Exercise instructions =
Which lines hold the word "Customer"? Copy each of them.

Dataset =

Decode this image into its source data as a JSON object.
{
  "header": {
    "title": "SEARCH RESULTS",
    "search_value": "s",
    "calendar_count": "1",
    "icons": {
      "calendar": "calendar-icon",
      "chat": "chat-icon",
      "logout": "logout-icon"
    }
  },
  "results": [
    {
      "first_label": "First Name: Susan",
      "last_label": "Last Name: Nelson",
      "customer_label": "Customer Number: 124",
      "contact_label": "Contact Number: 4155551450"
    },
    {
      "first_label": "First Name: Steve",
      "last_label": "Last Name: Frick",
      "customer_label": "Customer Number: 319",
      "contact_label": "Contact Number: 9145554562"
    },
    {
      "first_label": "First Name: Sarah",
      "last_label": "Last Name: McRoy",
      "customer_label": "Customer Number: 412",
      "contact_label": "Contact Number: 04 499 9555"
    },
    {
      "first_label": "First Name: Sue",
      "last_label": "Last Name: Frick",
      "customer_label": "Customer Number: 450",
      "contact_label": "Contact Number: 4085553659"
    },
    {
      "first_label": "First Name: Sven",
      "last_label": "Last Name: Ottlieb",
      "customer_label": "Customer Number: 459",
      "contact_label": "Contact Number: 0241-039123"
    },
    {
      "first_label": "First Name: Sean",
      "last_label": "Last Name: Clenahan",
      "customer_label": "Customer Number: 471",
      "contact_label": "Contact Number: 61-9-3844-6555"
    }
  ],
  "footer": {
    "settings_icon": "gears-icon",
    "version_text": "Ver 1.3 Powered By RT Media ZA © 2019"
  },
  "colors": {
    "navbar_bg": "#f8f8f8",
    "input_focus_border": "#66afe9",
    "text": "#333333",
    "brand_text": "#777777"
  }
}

Exercise result =
      "customer_label": "Customer Number: 124",
      "customer_label": "Customer Number: 319",
      "customer_label": "Customer Number: 412",
      "customer_label": "Customer Number: 450",
      "customer_label": "Customer Number: 459",
      "customer_label": "Customer Number: 471",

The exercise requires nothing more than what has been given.